_Problem_:
Images are not part of the copy; write out the rest of the data exactly as given.

─── Data supplied

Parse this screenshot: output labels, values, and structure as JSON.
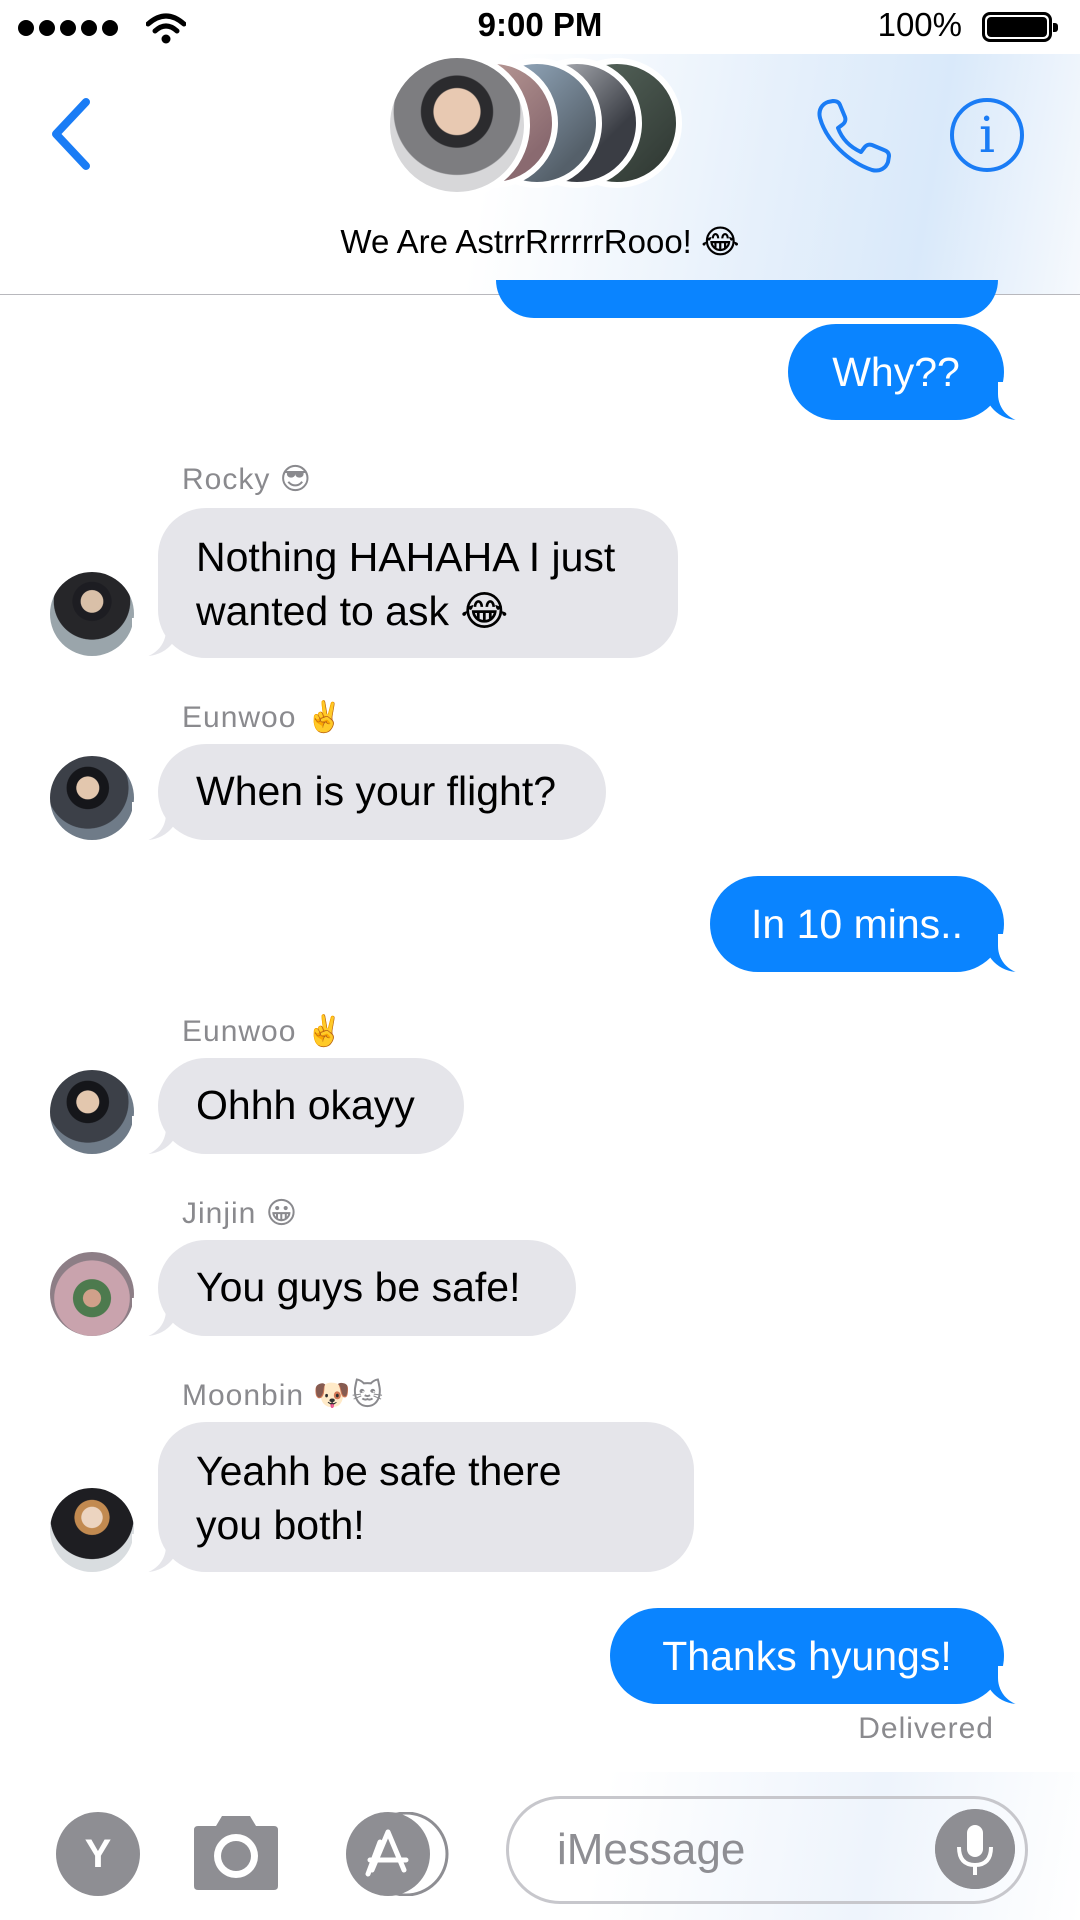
{
  "status_bar": {
    "time": "9:00 PM",
    "battery": "100%"
  },
  "header": {
    "group_name": "We Are AstrrRrrrrrRooo! 😂"
  },
  "messages": {
    "m1": {
      "text": "Why??"
    },
    "m2": {
      "sender": "Rocky 😎",
      "text_line1": "Nothing HAHAHA I just",
      "text_line2": "wanted to ask 😂"
    },
    "m3": {
      "sender": "Eunwoo ✌️",
      "text": "When is your flight?"
    },
    "m4": {
      "text": "In 10 mins.."
    },
    "m5": {
      "sender": "Eunwoo ✌️",
      "text": "Ohhh okayy"
    },
    "m6": {
      "sender": "Jinjin 😀",
      "text": "You guys be safe!"
    },
    "m7": {
      "sender": "Moonbin 🐶🐱",
      "text_line1": "Yeahh be safe there",
      "text_line2": "you both!"
    },
    "m8": {
      "text": "Thanks hyungs!"
    },
    "delivered": "Delivered"
  },
  "input_bar": {
    "app_letter": "Y",
    "placeholder": "iMessage"
  },
  "colors": {
    "accent": "#0a84ff",
    "incoming": "#e5e5ea",
    "secondary_text": "#8a8a8e",
    "tool_grey": "#8e8e93"
  }
}
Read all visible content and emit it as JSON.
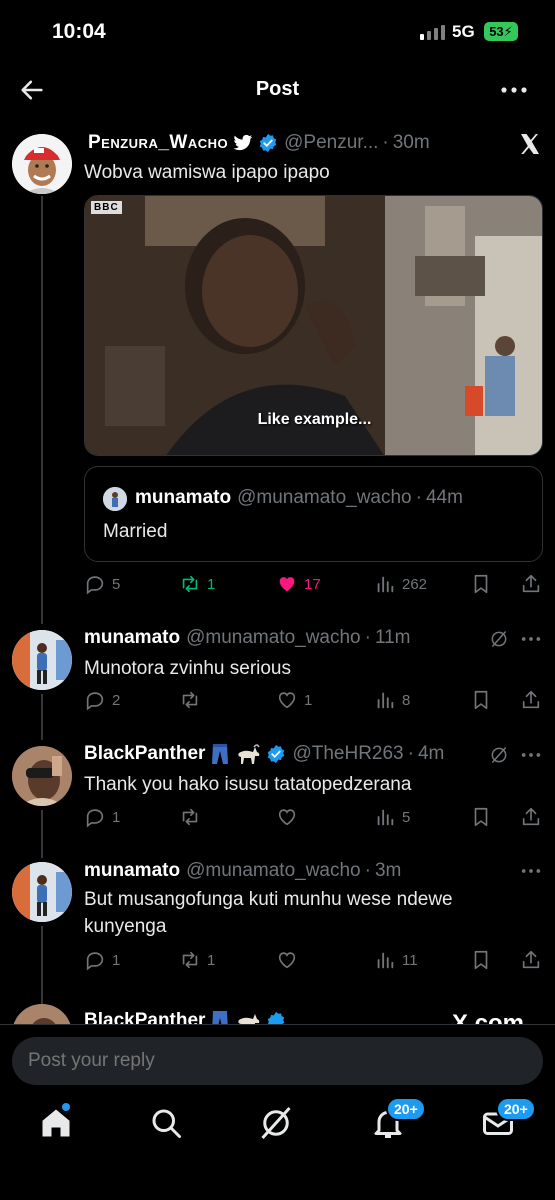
{
  "status_bar": {
    "time": "10:04",
    "network": "5G",
    "battery": "53"
  },
  "header": {
    "title": "Post"
  },
  "main_post": {
    "author_name": "Penzura_Wacho",
    "author_handle": "@Penzur...",
    "time": "30m",
    "text": "Wobva wamiswa ipapo ipapo",
    "media_badge": "BBC",
    "media_caption": "Like example...",
    "quoted": {
      "name": "munamato",
      "handle": "@munamato_wacho",
      "time": "44m",
      "text": "Married"
    },
    "stats": {
      "replies": "5",
      "reposts": "1",
      "likes": "17",
      "views": "262"
    }
  },
  "replies": [
    {
      "name": "munamato",
      "handle": "@munamato_wacho",
      "time": "11m",
      "text": "Munotora zvinhu serious",
      "stats": {
        "replies": "2",
        "reposts": "",
        "likes": "1",
        "views": "8"
      }
    },
    {
      "name": "BlackPanther",
      "handle": "@TheHR263",
      "time": "4m",
      "text": "Thank you hako isusu tatatopedzerana",
      "stats": {
        "replies": "1",
        "reposts": "",
        "likes": "",
        "views": "5"
      }
    },
    {
      "name": "munamato",
      "handle": "@munamato_wacho",
      "time": "3m",
      "text": "But musangofunga kuti munhu wese ndewe kunyenga",
      "stats": {
        "replies": "1",
        "reposts": "1",
        "likes": "",
        "views": "11"
      }
    },
    {
      "name": "BlackPanther"
    }
  ],
  "watermark": "X.com",
  "reply_box": {
    "placeholder": "Post your reply"
  },
  "nav": {
    "notifications_badge": "20+",
    "messages_badge": "20+"
  },
  "colors": {
    "accent": "#1d9bf0",
    "like": "#f91880",
    "repost": "#00ba7c",
    "muted": "#71767b"
  }
}
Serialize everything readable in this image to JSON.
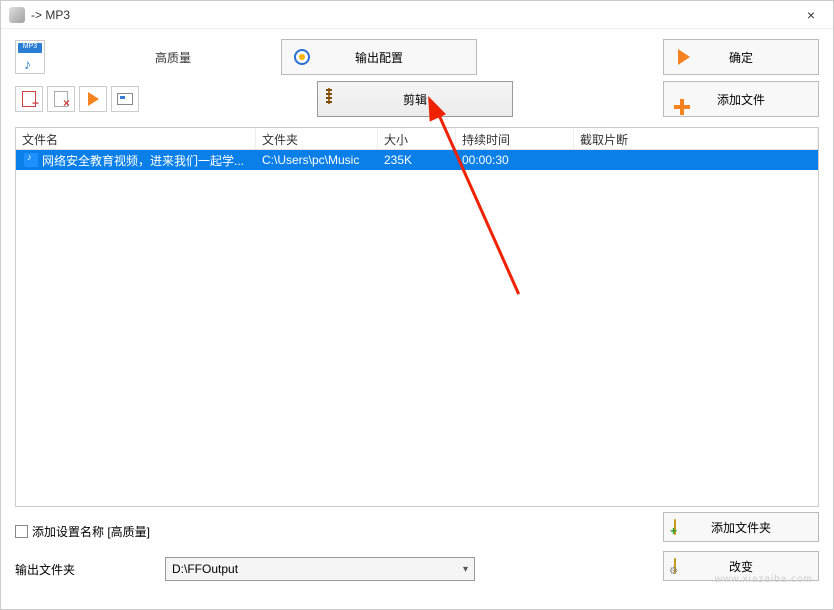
{
  "title": "-> MP3",
  "quality_label": "高质量",
  "buttons": {
    "output_config": "输出配置",
    "ok": "确定",
    "edit": "剪辑",
    "add_file": "添加文件",
    "add_folder": "添加文件夹",
    "change": "改变"
  },
  "table": {
    "headers": {
      "filename": "文件名",
      "folder": "文件夹",
      "size": "大小",
      "duration": "持续时间",
      "clip": "截取片断"
    },
    "rows": [
      {
        "filename": "网络安全教育视频，进来我们一起学...",
        "folder": "C:\\Users\\pc\\Music",
        "size": "235K",
        "duration": "00:00:30",
        "clip": ""
      }
    ]
  },
  "footer": {
    "add_setting_label": "添加设置名称 [高质量]",
    "output_folder_label": "输出文件夹",
    "output_folder_path": "D:\\FFOutput"
  },
  "watermark": "www.xiazaiba.com"
}
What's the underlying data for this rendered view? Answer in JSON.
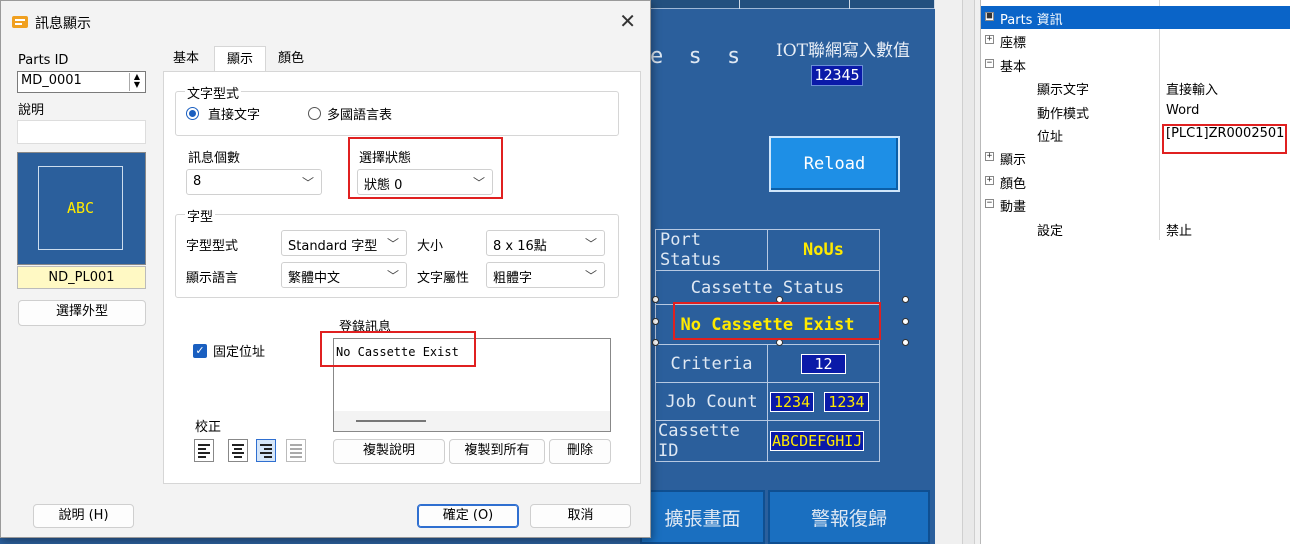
{
  "hmi": {
    "big_text": "e s s",
    "iot_title": "IOT聯網寫入數值",
    "iot_value": "12345",
    "reload_label": "Reload",
    "table": {
      "port_status_label": "Port Status",
      "port_status_value": "NoUs",
      "cassette_status_label": "Cassette Status",
      "cassette_status_value": "No Cassette Exist",
      "criteria_label": "Criteria",
      "criteria_value": "12",
      "job_count_label": "Job Count",
      "job_count_a": "1234",
      "job_count_b": "1234",
      "cassette_id_label": "Cassette ID",
      "cassette_id_value": "ABCDEFGHIJ"
    },
    "nav_left_label": "擴張畫面",
    "nav_right_label": "警報復歸"
  },
  "props": {
    "rows": [
      {
        "kind": "category",
        "expander": "■",
        "key": "Parts 資訊",
        "value": ""
      },
      {
        "kind": "category",
        "expander": "+",
        "key": "座標",
        "value": ""
      },
      {
        "kind": "category",
        "expander": "−",
        "key": "基本",
        "value": ""
      },
      {
        "kind": "item",
        "key": "顯示文字",
        "value": "直接輸入"
      },
      {
        "kind": "item",
        "key": "動作模式",
        "value": "Word"
      },
      {
        "kind": "item",
        "key": "位址",
        "value": "[PLC1]ZR0002501"
      },
      {
        "kind": "category",
        "expander": "+",
        "key": "顯示",
        "value": ""
      },
      {
        "kind": "category",
        "expander": "+",
        "key": "顏色",
        "value": ""
      },
      {
        "kind": "category",
        "expander": "−",
        "key": "動畫",
        "value": ""
      },
      {
        "kind": "item",
        "key": "設定",
        "value": "禁止"
      }
    ]
  },
  "dialog": {
    "title": "訊息顯示",
    "parts_id_label": "Parts ID",
    "parts_id_value": "MD_0001",
    "description_label": "說明",
    "description_value": "",
    "preview_text": "ABC",
    "shape_name": "ND_PL001",
    "choose_shape_label": "選擇外型",
    "tabs": [
      "基本",
      "顯示",
      "顏色"
    ],
    "text_format_group": "文字型式",
    "radio_direct": "直接文字",
    "radio_multilang": "多國語言表",
    "msg_count_label": "訊息個數",
    "msg_count_value": "8",
    "select_state_label": "選擇狀態",
    "select_state_value": "狀態 0",
    "font_group": "字型",
    "font_type_label": "字型型式",
    "font_type_value": "Standard 字型",
    "size_label": "大小",
    "size_value": "8 x 16點",
    "display_lang_label": "顯示語言",
    "display_lang_value": "繁體中文",
    "text_attr_label": "文字屬性",
    "text_attr_value": "粗體字",
    "registered_msg_label": "登錄訊息",
    "registered_msg_value": "No Cassette Exist",
    "fixed_address_label": "固定位址",
    "calibration_label": "校正",
    "copy_desc_label": "複製說明",
    "copy_all_label": "複製到所有",
    "delete_label": "刪除",
    "help_label": "說明 (H)",
    "ok_label": "確定 (O)",
    "cancel_label": "取消"
  }
}
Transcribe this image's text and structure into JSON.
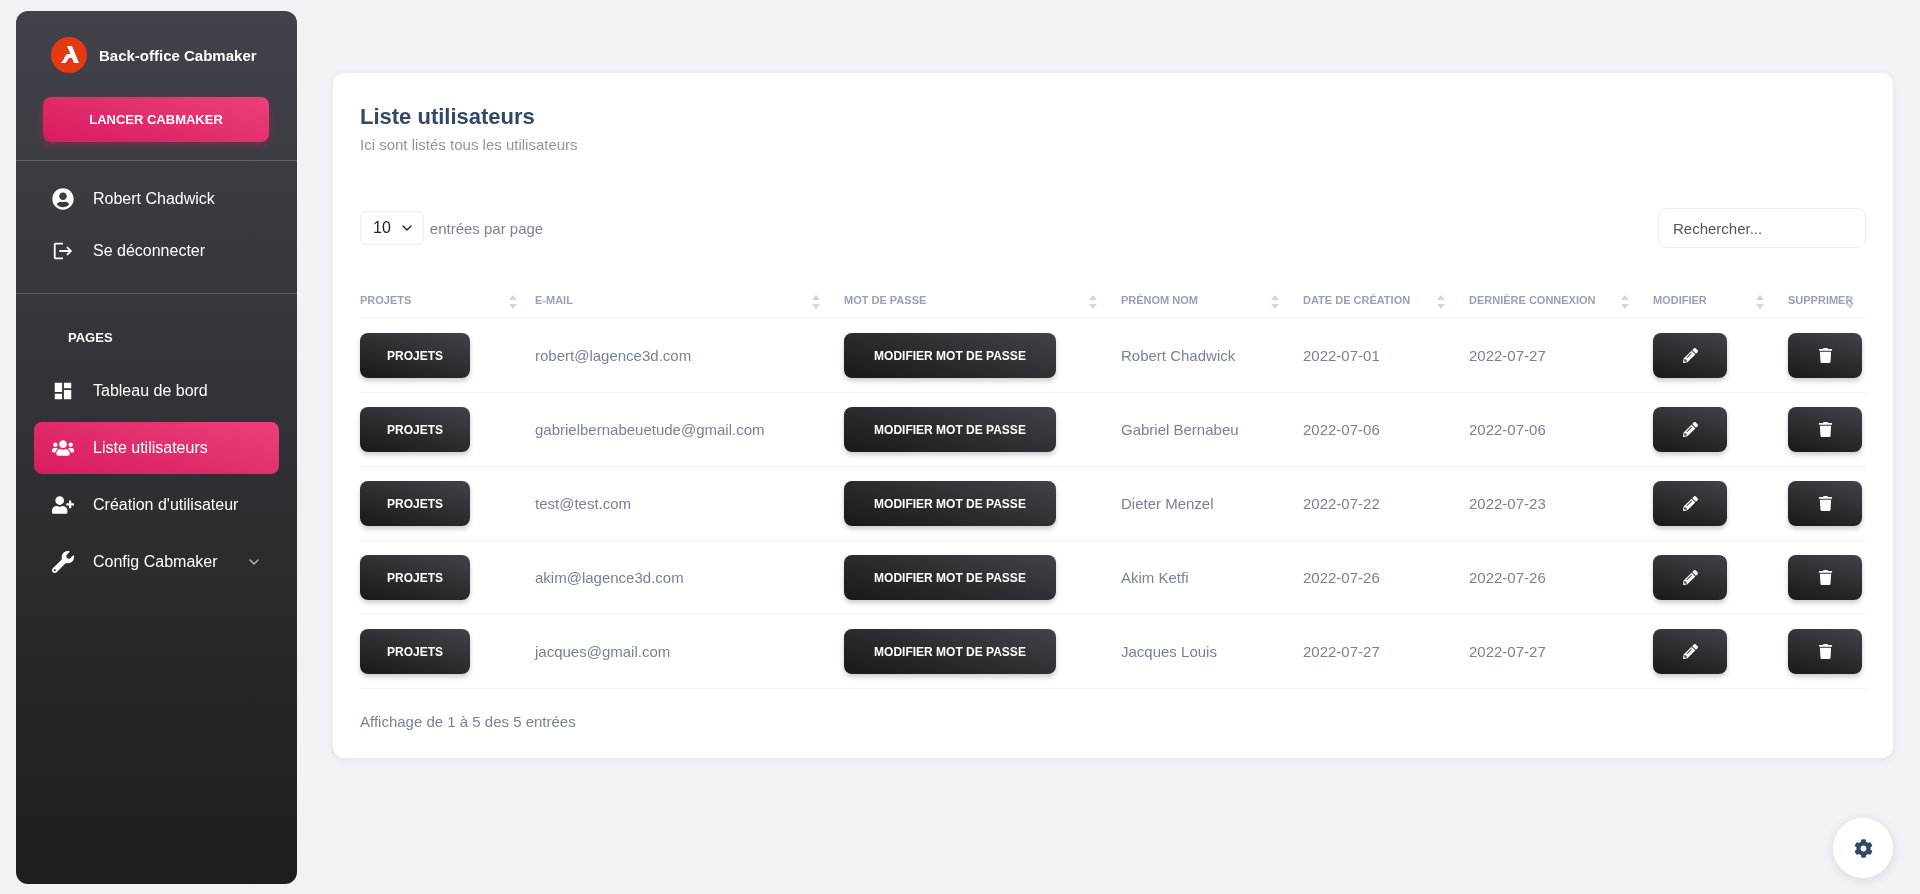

──────

_Finished exercise_:
Parse this screenshot: output labels, values, and structure as JSON.
{
  "status_bar": {
    "time": "9:00 PM",
    "battery": "100%"
  },
  "header": {
    "group_name": "We Are AstrrRrrrrrRooo! 😂"
  },
  "messages": {
    "m1": {
      "text": "Why??"
    },
    "m2": {
      "sender": "Rocky 😎",
      "text_line1": "Nothing HAHAHA I just",
      "text_line2": "wanted to ask 😂"
    },
    "m3": {
      "sender": "Eunwoo ✌️",
      "text": "When is your flight?"
    },
    "m4": {
      "text": "In 10 mins.."
    },
    "m5": {
      "sender": "Eunwoo ✌️",
      "text": "Ohhh okayy"
    },
    "m6": {
      "sender": "Jinjin 😀",
      "text": "You guys be safe!"
    },
    "m7": {
      "sender": "Moonbin 🐶🐱",
      "text_line1": "Yeahh be safe there",
      "text_line2": "you both!"
    },
    "m8": {
      "text": "Thanks hyungs!"
    },
    "delivered": "Delivered"
  },
  "input_bar": {
    "app_letter": "Y",
    "placeholder": "iMessage"
  },
  "colors": {
    "accent": "#0a84ff",
    "incoming": "#e5e5ea",
    "secondary_text": "#8a8a8e",
    "tool_grey": "#8e8e93"
  }
}
Read all visible content and emit it as JSON.
{
  "status_bar": {
    "time": "10:04",
    "network": "5G",
    "battery": "53"
  },
  "header": {
    "title": "Post"
  },
  "main_post": {
    "author_name": "Penzura_Wacho",
    "author_handle": "@Penzur...",
    "time": "30m",
    "text": "Wobva wamiswa ipapo ipapo",
    "media_badge": "BBC",
    "media_caption": "Like example...",
    "quoted": {
      "name": "munamato",
      "handle": "@munamato_wacho",
      "time": "44m",
      "text": "Married"
    },
    "stats": {
      "replies": "5",
      "reposts": "1",
      "likes": "17",
      "views": "262"
    }
  },
  "replies": [
    {
      "name": "munamato",
      "handle": "@munamato_wacho",
      "time": "11m",
      "text": "Munotora zvinhu serious",
      "stats": {
        "replies": "2",
        "reposts": "",
        "likes": "1",
        "views": "8"
      }
    },
    {
      "name": "BlackPanther",
      "handle": "@TheHR263",
      "time": "4m",
      "text": "Thank you hako isusu tatatopedzerana",
      "stats": {
        "replies": "1",
        "reposts": "",
        "likes": "",
        "views": "5"
      }
    },
    {
      "name": "munamato",
      "handle": "@munamato_wacho",
      "time": "3m",
      "text": "But musangofunga kuti munhu wese ndewe kunyenga",
      "stats": {
        "replies": "1",
        "reposts": "1",
        "likes": "",
        "views": "11"
      }
    },
    {
      "name": "BlackPanther"
    }
  ],
  "watermark": "X.com",
  "reply_box": {
    "placeholder": "Post your reply"
  },
  "nav": {
    "notifications_badge": "20+",
    "messages_badge": "20+"
  },
  "colors": {
    "accent": "#1d9bf0",
    "like": "#f91880",
    "repost": "#00ba7c",
    "muted": "#71767b"
  }
}
Serialize everything readable in this image to JSON.
{
  "title": "-> MP3",
  "quality_label": "高质量",
  "buttons": {
    "output_config": "输出配置",
    "ok": "确定",
    "edit": "剪辑",
    "add_file": "添加文件",
    "add_folder": "添加文件夹",
    "change": "改变"
  },
  "table": {
    "headers": {
      "filename": "文件名",
      "folder": "文件夹",
      "size": "大小",
      "duration": "持续时间",
      "clip": "截取片断"
    },
    "rows": [
      {
        "filename": "网络安全教育视频，进来我们一起学...",
        "folder": "C:\\Users\\pc\\Music",
        "size": "235K",
        "duration": "00:00:30",
        "clip": ""
      }
    ]
  },
  "footer": {
    "add_setting_label": "添加设置名称 [高质量]",
    "output_folder_label": "输出文件夹",
    "output_folder_path": "D:\\FFOutput"
  },
  "watermark": "www.xiazaiba.com"
}
What's the underlying data for this rendered view? Answer in JSON.
{
  "hmi": {
    "big_text": "e s s",
    "iot_title": "IOT聯網寫入數值",
    "iot_value": "12345",
    "reload_label": "Reload",
    "table": {
      "port_status_label": "Port Status",
      "port_status_value": "NoUs",
      "cassette_status_label": "Cassette Status",
      "cassette_status_value": "No Cassette Exist",
      "criteria_label": "Criteria",
      "criteria_value": "12",
      "job_count_label": "Job Count",
      "job_count_a": "1234",
      "job_count_b": "1234",
      "cassette_id_label": "Cassette ID",
      "cassette_id_value": "ABCDEFGHIJ"
    },
    "nav_left_label": "擴張畫面",
    "nav_right_label": "警報復歸"
  },
  "props": {
    "rows": [
      {
        "kind": "category",
        "expander": "■",
        "key": "Parts 資訊",
        "value": ""
      },
      {
        "kind": "category",
        "expander": "+",
        "key": "座標",
        "value": ""
      },
      {
        "kind": "category",
        "expander": "−",
        "key": "基本",
        "value": ""
      },
      {
        "kind": "item",
        "key": "顯示文字",
        "value": "直接輸入"
      },
      {
        "kind": "item",
        "key": "動作模式",
        "value": "Word"
      },
      {
        "kind": "item",
        "key": "位址",
        "value": "[PLC1]ZR0002501"
      },
      {
        "kind": "category",
        "expander": "+",
        "key": "顯示",
        "value": ""
      },
      {
        "kind": "category",
        "expander": "+",
        "key": "顏色",
        "value": ""
      },
      {
        "kind": "category",
        "expander": "−",
        "key": "動畫",
        "value": ""
      },
      {
        "kind": "item",
        "key": "設定",
        "value": "禁止"
      }
    ]
  },
  "dialog": {
    "title": "訊息顯示",
    "parts_id_label": "Parts ID",
    "parts_id_value": "MD_0001",
    "description_label": "說明",
    "description_value": "",
    "preview_text": "ABC",
    "shape_name": "ND_PL001",
    "choose_shape_label": "選擇外型",
    "tabs": [
      "基本",
      "顯示",
      "顏色"
    ],
    "text_format_group": "文字型式",
    "radio_direct": "直接文字",
    "radio_multilang": "多國語言表",
    "msg_count_label": "訊息個數",
    "msg_count_value": "8",
    "select_state_label": "選擇狀態",
    "select_state_value": "狀態 0",
    "font_group": "字型",
    "font_type_label": "字型型式",
    "font_type_value": "Standard 字型",
    "size_label": "大小",
    "size_value": "8 x 16點",
    "display_lang_label": "顯示語言",
    "display_lang_value": "繁體中文",
    "text_attr_label": "文字屬性",
    "text_attr_value": "粗體字",
    "registered_msg_label": "登錄訊息",
    "registered_msg_value": "No Cassette Exist",
    "fixed_address_label": "固定位址",
    "calibration_label": "校正",
    "copy_desc_label": "複製說明",
    "copy_all_label": "複製到所有",
    "delete_label": "刪除",
    "help_label": "說明 (H)",
    "ok_label": "確定 (O)",
    "cancel_label": "取消"
  }
}
Transcribe this image's text and structure into JSON.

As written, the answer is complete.